◆ **Excerpted text**:

━━━━━━

Single Parenthood & I: The Invisible String That Connects Us
There's a children's book in our house which has taught me more about how to see the world and interpersonal relationships than any self-help book ever could.
I am, by nature, a fairly rational person. Show me something, and - subject to fact-checking - I’ll believe it to be true. For a while, I had a T-shirt that read “I Believe in Science.” I’ve never been avowedly atheist. I’m far too uncertain about everything for that. If anything, the absolute certainty of hardcore atheism is as much of a turn-off to me as the most prescriptive of religions.
The closest I have to a religious doctrine is that I’ll do my best throughout my life, and if that isn’t enough to satisfy whoever guards whatever afterlife there may or may not be when all this comes to an end, then I’ll just have to be reincarnated as a woodlouse or spend the rest of eternity having red hot pokers being shoved into uncomfortable places.
But as I’ve come to age, I’ve also started to believe that there is a lot that we don’t know about the universe and the energy that exists within it. I am, I like to think, genuinely open-minded. I certainly believe that there is a lot about the human brain that we have absolutely no chance whatsoever of understanding. And sometimes, whether something is strictly speaking, peer-reviewed true can feel like an irrelevance. Sometimes, what we really need is comfort, and a way of making sense of a universe that can be absolutely baffling in a variety of different ways.
For me, Invisible String theory falls into that category. It falls under the category of folklore rather than religion, and its roots can be traced back to East Asia, and in particular, China. It posits that the universe keeps two people apart until the timing is right, and that when you finally meet, there will be a series of uncanny coincidences as though coordinated by some form of higher power. It’s comforting, it’s whimsical and, critically, it doesn’t need to be true in any sort of literal sense to mean something.
I was introduced to it through my former mother-in-law. She lived in Florida and had never been expecting her youngest daughter to have children. She yearned to be with them, to the extent that she would travel to this country to see them, spending a week or two doting on them and loving them in the way that only a grandmother can.
One book she bought them was called The Invisible String. I still have it. It’s one of the keepsakes of my kids’ early development, and I’ll never let it go. It is, as all children’s books are, a very simple and brief story. Two children in bed are scared by a thunderstorm and run down to find their mum, who reminds them that “people who love each other are always connected by a very special string made of love.” Satisfied with her explanation, they return to bed to ponder that “from deep inside, they now could clearly see… that no-one is ever alone.”
It’s a bit battered looking, this book, and inside the back cover have been drawn a series of cryptic pictures which only serve to reinforce my long-held belief that the Sulawesi cave paintings might have been the work of a five-year-old. But the messages contained between its covers have offered me solace for several years. And there’s a further message for those of us who feel distanced from those we love through bereavement.
It’s hokey, because of course it is. It’s a bedtime story for kids. But I do feel powerfully attracted to the idea that we have a connection to those who we love which we can’t easily explain. The reason for this specific book being in our possession in the first place means a lot, as well. Abuela - she was half-Cuban and my ex-wife’s father is Cuban, so it mattered to all of us that she used the Spanish version of “grandma” - was thousands of miles from two children that she loved very, very deeply indeed, and it mattered very much to her that they knew that wherever they were, and wherever she was, their hearts were joined to her by this invisible string.

━━━━━━

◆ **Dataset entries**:

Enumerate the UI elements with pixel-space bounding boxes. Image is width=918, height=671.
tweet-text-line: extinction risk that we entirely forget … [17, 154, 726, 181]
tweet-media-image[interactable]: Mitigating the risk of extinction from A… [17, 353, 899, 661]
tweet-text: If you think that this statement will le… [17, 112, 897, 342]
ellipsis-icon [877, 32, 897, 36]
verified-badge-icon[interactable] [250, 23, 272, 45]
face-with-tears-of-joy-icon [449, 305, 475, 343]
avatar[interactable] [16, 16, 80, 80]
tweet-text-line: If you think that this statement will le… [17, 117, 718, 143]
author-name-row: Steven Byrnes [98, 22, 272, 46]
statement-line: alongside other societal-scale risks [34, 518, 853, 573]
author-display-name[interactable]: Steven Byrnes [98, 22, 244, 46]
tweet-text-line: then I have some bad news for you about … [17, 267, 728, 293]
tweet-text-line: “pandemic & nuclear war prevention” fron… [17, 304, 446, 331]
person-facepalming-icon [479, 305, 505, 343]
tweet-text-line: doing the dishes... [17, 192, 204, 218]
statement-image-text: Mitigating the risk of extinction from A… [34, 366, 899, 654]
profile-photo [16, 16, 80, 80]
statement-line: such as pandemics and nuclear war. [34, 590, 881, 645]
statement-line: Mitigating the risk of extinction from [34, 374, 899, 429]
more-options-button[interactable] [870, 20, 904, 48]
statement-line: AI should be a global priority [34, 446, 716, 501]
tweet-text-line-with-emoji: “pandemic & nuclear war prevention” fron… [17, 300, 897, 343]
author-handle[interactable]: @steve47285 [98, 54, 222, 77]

━━━━━━

◆ **Questions to answer**:
1. Which geographic places are named in the essay on single parenthood and the invisible string?
2. In the essay on single parenthood and the invisible string, what is the title of the children's book the former mother-in-law bought?

◆ **Responses per task**:
1. East Asia, China, Florida, Sulawesi

2. The Invisible String